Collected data
■ ■ ■ ■

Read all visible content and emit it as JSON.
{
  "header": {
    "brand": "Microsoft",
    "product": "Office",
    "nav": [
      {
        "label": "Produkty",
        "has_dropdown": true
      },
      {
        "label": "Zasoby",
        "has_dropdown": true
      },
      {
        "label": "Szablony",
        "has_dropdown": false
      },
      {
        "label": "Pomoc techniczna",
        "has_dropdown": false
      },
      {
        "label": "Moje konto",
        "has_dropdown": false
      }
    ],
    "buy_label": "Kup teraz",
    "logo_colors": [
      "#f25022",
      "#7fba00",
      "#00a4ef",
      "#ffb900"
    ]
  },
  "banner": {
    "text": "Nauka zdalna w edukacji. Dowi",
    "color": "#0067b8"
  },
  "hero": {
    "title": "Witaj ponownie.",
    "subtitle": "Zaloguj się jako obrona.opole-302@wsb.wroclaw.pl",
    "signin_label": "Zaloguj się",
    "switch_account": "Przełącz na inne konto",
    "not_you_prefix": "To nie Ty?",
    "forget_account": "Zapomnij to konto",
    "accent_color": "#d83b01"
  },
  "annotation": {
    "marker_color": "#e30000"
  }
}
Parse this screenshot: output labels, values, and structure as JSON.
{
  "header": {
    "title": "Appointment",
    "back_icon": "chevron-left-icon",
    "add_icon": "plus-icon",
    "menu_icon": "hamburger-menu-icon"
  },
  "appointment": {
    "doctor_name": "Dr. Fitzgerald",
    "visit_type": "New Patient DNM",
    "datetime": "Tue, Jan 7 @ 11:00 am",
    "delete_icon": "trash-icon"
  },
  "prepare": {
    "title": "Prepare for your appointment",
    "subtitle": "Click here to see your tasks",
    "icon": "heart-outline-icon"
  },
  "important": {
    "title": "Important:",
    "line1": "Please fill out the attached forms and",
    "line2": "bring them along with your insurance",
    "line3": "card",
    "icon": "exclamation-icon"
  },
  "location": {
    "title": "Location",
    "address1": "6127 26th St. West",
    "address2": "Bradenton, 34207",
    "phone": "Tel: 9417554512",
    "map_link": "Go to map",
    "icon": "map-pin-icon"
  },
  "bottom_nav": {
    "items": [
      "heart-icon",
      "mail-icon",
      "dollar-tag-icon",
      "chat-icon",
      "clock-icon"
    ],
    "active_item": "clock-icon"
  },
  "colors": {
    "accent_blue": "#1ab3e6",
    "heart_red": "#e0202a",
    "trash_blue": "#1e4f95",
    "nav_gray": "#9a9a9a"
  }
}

■ ■ ■ ■

Wherever "subtitle" shows up in a line, copy that line.

Right answer -
    "subtitle": "Zaloguj się jako obrona.opole-302@wsb.wroclaw.pl",
    "subtitle": "Click here to see your tasks",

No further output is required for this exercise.